## start RECORDS FOR THIS EXERCISE
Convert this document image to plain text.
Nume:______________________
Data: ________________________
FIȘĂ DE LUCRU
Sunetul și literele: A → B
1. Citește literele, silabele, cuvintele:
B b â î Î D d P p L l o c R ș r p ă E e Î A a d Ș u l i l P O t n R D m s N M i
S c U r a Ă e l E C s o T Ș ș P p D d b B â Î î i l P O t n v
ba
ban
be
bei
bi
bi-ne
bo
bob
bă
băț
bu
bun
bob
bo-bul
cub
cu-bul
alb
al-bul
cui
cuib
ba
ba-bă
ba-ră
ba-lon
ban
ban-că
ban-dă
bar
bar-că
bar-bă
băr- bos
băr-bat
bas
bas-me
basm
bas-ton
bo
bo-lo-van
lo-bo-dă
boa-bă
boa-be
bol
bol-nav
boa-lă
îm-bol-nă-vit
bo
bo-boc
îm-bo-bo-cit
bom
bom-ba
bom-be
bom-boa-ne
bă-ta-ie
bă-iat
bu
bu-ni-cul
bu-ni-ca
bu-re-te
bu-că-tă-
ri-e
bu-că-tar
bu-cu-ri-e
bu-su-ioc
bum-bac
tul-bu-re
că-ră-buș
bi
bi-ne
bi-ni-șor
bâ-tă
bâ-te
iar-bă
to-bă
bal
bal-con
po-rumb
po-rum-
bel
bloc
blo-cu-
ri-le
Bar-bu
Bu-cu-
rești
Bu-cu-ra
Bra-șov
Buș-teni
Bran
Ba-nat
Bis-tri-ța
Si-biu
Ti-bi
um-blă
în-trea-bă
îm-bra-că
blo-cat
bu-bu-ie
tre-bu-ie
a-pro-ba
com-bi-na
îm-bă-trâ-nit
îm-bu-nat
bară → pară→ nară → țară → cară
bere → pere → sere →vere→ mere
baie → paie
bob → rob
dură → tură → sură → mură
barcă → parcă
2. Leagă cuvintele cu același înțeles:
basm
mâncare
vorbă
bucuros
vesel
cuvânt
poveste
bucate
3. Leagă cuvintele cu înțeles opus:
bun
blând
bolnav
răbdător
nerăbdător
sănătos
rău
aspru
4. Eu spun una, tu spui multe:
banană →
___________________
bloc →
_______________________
## end RECORDS FOR THIS EXERCISE
Using the records given above, list every line that includes the word "cuvintele".

# CORRECT OUTPUT
1. Citește literele, silabele, cuvintele:
2. Leagă cuvintele cu același înțeles:
3. Leagă cuvintele cu înțeles opus:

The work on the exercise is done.